▶ _本文_
====

体積固有抵抗値(Ω・cm)=R×(A/t0
【0179】
黒色複合ヘマタイト粒子粉末に付着しているカーボンブラックの付着厚みは、透過型電子顕微鏡JEM−2010(日本電子株式会社(製))を用いて加速電圧200kVの条件下で撮影した電子顕微鏡写真(×500,000)を10倍に拡大した写真(×5,000,000)に写っている粒子の表面に付着しているカーボンブラックの平均的な厚み部分を実測し、該実測値を実際の付着厚みに換算し直した値で示した。
【0180】
ヘマタイト粒子粉末及び黒色複合ヘマタイト粒子粉末の各粒子粉末のミリスチン酸吸着量は、下記の方法によって求めた。ミリスチン酸吸着量が少ないほど、磁気テープとした時に脂肪酸が浸み出しやすく、摩擦係数の低減を図ることができる。
【0181】
まず、140mlのガラスビンに1.5mmφのガラスビーズ100g、被測定粒子粉末9g及び被測定粒子粉末の表面を一層被覆するだけのミリスチン酸を含有するテトラヒドロフラン溶液45mlを加え、60分間ペイントシェーカーで混合分散した。

====

▶ _記録データ_
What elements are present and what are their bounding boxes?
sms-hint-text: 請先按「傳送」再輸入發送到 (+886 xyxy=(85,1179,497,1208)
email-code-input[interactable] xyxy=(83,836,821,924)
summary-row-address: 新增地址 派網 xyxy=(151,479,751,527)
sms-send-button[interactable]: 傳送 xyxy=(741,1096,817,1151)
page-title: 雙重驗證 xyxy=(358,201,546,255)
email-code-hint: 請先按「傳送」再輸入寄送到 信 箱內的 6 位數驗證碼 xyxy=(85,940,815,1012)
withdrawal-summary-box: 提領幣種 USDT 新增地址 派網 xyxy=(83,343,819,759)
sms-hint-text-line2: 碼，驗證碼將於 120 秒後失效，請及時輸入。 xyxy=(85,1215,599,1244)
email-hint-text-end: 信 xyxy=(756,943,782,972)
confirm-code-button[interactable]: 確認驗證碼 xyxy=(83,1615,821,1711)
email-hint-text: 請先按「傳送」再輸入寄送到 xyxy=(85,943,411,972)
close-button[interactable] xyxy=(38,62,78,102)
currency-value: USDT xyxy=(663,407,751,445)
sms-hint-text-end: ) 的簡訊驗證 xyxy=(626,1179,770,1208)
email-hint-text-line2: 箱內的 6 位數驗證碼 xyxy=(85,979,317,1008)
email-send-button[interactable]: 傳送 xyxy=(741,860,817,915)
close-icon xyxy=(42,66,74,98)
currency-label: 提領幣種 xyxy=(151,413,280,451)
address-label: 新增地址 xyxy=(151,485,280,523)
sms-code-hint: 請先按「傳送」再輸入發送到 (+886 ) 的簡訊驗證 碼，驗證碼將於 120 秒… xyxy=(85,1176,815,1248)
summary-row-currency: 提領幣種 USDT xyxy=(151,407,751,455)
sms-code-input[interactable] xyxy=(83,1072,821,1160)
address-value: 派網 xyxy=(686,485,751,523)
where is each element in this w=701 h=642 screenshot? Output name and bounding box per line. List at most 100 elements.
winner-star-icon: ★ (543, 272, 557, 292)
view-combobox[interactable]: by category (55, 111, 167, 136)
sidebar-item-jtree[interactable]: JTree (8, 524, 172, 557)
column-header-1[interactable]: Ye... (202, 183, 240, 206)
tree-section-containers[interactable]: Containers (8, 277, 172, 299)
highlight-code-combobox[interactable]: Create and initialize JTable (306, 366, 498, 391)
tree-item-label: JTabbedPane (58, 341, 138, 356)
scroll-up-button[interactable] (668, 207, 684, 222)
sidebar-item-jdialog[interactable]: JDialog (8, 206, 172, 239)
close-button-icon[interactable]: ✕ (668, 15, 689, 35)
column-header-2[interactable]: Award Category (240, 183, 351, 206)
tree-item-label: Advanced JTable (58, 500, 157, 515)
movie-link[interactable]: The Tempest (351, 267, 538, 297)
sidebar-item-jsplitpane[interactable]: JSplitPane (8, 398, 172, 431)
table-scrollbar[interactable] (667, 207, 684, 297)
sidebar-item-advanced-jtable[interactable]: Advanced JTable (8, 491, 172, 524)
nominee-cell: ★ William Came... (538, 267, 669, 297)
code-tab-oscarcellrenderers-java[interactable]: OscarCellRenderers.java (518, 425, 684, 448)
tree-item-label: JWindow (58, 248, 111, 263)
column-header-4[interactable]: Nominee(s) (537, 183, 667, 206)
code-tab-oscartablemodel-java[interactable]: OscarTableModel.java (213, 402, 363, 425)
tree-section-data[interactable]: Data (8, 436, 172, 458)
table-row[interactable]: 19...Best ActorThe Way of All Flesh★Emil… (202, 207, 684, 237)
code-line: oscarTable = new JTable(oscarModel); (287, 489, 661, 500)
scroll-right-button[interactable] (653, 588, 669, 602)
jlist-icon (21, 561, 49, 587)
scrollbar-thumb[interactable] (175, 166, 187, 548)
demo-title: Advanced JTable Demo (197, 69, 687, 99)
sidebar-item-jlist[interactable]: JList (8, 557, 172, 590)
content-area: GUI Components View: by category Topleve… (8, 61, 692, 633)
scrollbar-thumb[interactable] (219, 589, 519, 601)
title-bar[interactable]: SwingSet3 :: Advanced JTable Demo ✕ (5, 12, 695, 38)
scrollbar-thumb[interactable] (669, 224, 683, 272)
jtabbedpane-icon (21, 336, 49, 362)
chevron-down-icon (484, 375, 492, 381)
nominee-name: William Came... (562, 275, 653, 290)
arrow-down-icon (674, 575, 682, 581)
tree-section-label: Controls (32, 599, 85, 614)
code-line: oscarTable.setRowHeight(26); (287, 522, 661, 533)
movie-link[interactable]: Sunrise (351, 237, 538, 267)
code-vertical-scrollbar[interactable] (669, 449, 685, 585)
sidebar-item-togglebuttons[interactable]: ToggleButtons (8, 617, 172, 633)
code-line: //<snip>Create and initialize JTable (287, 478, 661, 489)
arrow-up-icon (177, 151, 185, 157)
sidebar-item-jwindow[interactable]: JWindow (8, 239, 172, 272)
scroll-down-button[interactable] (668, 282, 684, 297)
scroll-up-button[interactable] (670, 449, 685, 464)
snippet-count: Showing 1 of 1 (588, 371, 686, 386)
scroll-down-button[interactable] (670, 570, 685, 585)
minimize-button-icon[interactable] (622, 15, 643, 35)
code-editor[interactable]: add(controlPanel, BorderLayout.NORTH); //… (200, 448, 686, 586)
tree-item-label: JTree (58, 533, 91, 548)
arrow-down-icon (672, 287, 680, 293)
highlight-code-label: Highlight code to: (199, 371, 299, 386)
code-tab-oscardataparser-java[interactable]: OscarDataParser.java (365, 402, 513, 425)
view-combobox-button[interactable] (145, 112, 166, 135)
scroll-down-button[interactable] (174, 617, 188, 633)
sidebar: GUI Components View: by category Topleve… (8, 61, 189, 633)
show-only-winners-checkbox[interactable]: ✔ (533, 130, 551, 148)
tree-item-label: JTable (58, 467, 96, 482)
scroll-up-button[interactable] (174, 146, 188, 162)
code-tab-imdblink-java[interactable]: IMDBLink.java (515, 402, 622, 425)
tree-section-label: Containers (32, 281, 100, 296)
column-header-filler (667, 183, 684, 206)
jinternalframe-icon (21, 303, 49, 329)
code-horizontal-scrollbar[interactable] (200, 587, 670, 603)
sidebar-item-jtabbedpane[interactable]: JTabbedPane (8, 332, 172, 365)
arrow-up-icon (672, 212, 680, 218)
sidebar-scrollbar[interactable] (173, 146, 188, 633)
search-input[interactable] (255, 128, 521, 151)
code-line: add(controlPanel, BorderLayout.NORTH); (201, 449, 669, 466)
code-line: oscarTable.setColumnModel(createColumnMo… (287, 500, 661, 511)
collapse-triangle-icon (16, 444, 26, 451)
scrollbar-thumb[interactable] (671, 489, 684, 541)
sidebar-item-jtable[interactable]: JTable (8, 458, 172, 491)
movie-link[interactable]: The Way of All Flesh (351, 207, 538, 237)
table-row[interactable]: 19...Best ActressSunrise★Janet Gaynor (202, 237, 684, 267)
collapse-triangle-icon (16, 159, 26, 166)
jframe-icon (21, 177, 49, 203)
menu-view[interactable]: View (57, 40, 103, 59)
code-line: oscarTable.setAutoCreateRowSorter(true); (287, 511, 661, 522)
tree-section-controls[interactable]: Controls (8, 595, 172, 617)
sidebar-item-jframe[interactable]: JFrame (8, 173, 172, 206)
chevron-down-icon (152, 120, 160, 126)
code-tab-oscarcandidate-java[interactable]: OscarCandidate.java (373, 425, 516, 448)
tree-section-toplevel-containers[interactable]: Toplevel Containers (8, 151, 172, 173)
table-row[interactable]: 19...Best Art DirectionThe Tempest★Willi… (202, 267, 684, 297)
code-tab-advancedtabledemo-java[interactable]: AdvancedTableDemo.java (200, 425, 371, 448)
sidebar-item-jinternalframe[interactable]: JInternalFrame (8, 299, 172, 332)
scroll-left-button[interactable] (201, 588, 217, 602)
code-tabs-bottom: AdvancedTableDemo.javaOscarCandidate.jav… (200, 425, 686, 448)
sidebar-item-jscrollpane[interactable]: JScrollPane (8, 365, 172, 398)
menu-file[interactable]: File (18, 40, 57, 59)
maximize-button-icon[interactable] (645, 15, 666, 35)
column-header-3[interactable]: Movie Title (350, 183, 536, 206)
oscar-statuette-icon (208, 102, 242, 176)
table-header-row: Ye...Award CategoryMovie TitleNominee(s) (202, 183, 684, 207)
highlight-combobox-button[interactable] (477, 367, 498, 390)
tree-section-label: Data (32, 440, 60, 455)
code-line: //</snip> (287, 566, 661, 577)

====

▶ _作業内容_
本文のうち「体積固有抵抗値(Ω・cm)=R×(A/t0」から「トシェーカーで混合分散した。」まで（両端の語句を含む）を、一字も変えずにそのまま書き写せ。 資料は使わなくてよい。

▶ _解答_
体積固有抵抗値(Ω・cm)=R×(A/t0
【0179】
黒色複合ヘマタイト粒子粉末に付着しているカーボンブラックの付着厚みは、透過型電子顕微鏡JEM−2010(日本電子株式会社(製))を用いて加速電圧200kVの条件下で撮影した電子顕微鏡写真(×500,000)を10倍に拡大した写真(×5,000,000)に写っている粒子の表面に付着しているカーボンブラックの平均的な厚み部分を実測し、該実測値を実際の付着厚みに換算し直した値で示した。
【0180】
ヘマタイト粒子粉末及び黒色複合ヘマタイト粒子粉末の各粒子粉末のミリスチン酸吸着量は、下記の方法によって求めた。ミリスチン酸吸着量が少ないほど、磁気テープとした時に脂肪酸が浸み出しやすく、摩擦係数の低減を図ることができる。
【0181】
まず、140mlのガラスビンに1.5mmφのガラスビーズ100g、被測定粒子粉末9g及び被測定粒子粉末の表面を一層被覆するだけのミリスチン酸を含有するテトラヒドロフラン溶液45mlを加え、60分間ペイントシェーカーで混合分散した。